* EXERCISE AIM: Pull out every line in the data that has the string "alpha" in it.

(Data records)
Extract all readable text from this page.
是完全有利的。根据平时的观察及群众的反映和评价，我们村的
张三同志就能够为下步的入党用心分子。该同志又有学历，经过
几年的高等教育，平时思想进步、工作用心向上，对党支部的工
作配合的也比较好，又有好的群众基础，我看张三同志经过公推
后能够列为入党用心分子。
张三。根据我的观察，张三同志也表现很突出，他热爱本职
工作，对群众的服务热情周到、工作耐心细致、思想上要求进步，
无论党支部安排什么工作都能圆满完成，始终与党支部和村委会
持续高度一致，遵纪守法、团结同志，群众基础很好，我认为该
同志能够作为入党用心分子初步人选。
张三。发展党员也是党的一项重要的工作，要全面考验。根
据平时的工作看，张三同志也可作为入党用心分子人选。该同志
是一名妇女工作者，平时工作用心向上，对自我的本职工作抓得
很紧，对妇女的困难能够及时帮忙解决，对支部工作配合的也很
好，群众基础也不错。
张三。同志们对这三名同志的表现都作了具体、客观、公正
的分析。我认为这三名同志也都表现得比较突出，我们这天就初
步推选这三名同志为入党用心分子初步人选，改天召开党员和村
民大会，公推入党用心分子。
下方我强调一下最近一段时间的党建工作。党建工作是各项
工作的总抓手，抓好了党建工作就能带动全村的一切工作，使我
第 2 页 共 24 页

---

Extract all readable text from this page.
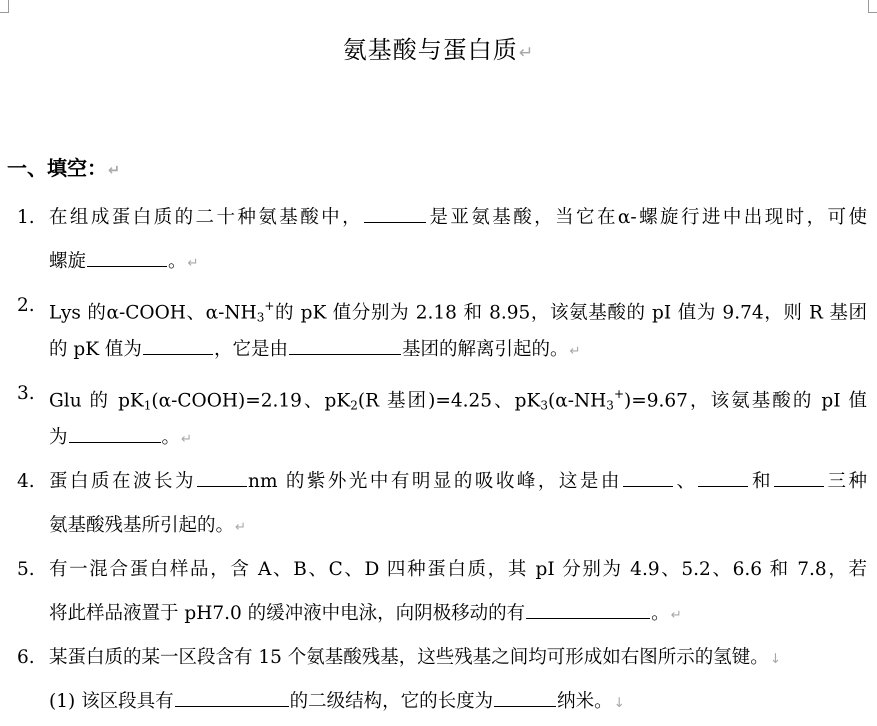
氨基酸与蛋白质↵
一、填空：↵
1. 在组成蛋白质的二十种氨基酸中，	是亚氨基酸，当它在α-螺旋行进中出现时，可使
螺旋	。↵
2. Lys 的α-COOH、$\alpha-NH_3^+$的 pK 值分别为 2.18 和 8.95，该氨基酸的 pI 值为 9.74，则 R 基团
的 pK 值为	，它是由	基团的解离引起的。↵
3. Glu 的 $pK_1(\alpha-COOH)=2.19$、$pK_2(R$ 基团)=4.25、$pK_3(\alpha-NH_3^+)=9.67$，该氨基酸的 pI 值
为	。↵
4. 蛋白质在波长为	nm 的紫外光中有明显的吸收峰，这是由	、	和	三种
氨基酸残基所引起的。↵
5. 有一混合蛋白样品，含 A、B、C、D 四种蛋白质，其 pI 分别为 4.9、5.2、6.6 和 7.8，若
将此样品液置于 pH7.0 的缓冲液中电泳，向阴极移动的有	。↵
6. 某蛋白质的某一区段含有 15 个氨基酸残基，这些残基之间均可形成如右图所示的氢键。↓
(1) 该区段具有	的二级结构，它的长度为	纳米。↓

* PROBLEM SOLUTION:
2. Lys 的α-COOH、$\alpha-NH_3^+$的 pK 值分别为 2.18 和 8.95，该氨基酸的 pI 值为 9.74，则 R 基团
3. Glu 的 $pK_1(\alpha-COOH)=2.19$、$pK_2(R$ 基团)=4.25、$pK_3(\alpha-NH_3^+)=9.67$，该氨基酸的 pI 值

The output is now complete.